■ Problem to work on:
Drop the pictures, then extract the listing word for word.

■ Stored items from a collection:
⁂

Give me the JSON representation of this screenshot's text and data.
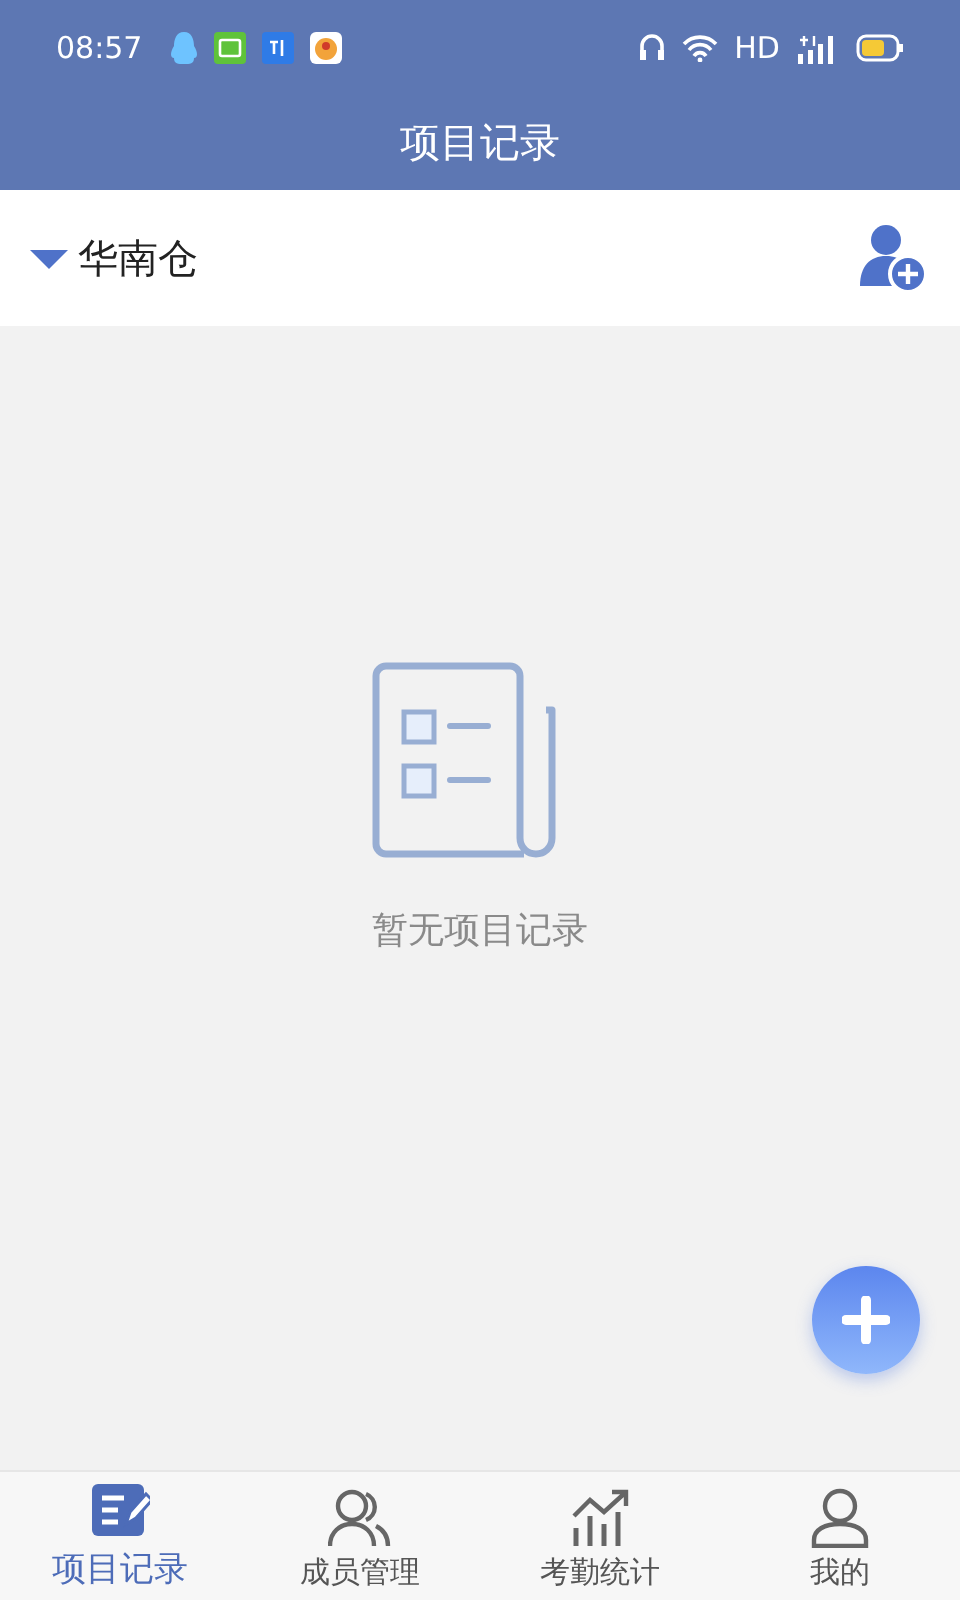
{
  "status_bar": {
    "time": "08:57",
    "network": "HD"
  },
  "header": {
    "title": "项目记录"
  },
  "warehouse": {
    "name": "华南仓",
    "expanded": true
  },
  "empty_state": {
    "message": "暂无项目记录"
  },
  "tabs": [
    {
      "label": "项目记录",
      "kind": "records",
      "selected": true
    },
    {
      "label": "成员管理",
      "kind": "members",
      "selected": false
    },
    {
      "label": "考勤统计",
      "kind": "stats",
      "selected": false
    },
    {
      "label": "我的",
      "kind": "profile",
      "selected": false
    }
  ]
}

⁂

■ Complete response:
Give me the JSON representation of this screenshot's text and data.
{
  "status_bar": {
    "time": "08:57",
    "network": "HD"
  },
  "header": {
    "title": "项目记录"
  },
  "warehouse": {
    "name": "华南仓",
    "expanded": true
  },
  "empty_state": {
    "message": "暂无项目记录"
  },
  "tabs": [
    {
      "label": "项目记录",
      "kind": "records",
      "selected": true
    },
    {
      "label": "成员管理",
      "kind": "members",
      "selected": false
    },
    {
      "label": "考勤统计",
      "kind": "stats",
      "selected": false
    },
    {
      "label": "我的",
      "kind": "profile",
      "selected": false
    }
  ]
}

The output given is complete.